→ **EXERCISE BRIEF**: Where a line in the listing below contains the word "Tisch", copy that line.

Data entries
##########
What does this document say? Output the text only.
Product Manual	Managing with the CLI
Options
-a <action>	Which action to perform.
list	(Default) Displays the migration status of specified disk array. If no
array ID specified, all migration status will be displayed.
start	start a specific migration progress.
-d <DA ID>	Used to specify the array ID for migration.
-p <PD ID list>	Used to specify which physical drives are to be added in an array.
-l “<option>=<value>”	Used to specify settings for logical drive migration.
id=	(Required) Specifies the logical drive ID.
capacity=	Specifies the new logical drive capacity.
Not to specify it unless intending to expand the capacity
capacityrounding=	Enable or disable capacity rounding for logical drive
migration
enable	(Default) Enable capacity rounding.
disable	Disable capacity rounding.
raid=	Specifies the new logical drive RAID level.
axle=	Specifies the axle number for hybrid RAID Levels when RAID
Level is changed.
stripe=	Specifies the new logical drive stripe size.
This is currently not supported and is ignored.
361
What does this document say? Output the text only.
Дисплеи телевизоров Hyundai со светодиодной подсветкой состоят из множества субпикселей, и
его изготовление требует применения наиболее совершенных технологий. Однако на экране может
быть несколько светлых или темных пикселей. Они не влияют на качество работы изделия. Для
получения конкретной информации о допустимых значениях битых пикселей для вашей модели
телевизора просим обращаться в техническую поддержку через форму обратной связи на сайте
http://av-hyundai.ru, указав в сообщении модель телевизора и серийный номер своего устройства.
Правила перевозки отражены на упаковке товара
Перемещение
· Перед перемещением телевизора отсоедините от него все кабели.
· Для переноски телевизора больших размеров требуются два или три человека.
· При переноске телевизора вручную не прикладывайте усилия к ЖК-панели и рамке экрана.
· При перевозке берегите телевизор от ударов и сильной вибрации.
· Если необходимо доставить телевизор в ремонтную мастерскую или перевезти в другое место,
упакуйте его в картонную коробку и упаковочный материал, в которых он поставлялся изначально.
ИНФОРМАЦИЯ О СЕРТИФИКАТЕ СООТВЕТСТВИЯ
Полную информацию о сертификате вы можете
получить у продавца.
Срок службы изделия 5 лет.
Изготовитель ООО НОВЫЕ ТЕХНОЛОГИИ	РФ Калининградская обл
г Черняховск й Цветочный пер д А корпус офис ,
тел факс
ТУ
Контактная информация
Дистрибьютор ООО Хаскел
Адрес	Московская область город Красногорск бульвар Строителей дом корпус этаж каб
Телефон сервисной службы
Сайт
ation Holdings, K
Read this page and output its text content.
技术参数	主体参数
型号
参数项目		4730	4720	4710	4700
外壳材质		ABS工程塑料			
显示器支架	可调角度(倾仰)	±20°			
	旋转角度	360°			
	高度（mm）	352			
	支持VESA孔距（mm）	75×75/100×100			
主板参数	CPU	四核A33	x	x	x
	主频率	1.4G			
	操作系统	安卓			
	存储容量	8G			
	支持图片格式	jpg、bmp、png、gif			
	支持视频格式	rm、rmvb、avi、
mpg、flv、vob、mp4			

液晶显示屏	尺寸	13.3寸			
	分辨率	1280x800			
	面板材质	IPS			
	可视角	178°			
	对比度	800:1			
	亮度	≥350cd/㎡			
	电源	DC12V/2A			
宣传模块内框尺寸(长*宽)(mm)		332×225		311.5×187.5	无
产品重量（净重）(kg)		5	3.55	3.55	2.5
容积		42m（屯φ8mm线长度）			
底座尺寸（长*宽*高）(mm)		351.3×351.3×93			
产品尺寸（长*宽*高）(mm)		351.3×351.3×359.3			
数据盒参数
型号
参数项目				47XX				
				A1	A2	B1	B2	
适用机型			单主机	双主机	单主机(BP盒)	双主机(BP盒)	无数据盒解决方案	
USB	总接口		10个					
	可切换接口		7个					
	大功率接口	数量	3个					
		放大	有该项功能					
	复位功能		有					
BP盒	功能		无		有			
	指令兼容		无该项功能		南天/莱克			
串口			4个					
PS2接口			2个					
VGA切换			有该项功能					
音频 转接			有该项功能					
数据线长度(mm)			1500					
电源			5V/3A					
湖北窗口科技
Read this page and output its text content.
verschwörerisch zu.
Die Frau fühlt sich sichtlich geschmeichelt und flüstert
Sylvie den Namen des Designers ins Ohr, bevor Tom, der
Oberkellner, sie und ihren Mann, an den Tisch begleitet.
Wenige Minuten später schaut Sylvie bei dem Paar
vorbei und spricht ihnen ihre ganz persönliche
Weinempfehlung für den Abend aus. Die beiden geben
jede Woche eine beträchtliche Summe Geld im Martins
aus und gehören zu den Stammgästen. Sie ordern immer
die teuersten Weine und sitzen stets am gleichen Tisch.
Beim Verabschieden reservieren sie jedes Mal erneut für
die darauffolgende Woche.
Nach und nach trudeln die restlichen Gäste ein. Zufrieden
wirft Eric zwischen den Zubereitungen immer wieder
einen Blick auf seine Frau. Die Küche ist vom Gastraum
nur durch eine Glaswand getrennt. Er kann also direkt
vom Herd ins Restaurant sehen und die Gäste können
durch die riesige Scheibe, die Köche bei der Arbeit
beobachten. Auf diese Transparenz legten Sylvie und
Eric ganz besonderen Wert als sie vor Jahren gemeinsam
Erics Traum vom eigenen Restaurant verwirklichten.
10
##########
→ **EXERCISE RESPONSE**:
Oberkellner, sie und ihren Mann, an den Tisch begleitet.
die teuersten Weine und sitzen stets am gleichen Tisch.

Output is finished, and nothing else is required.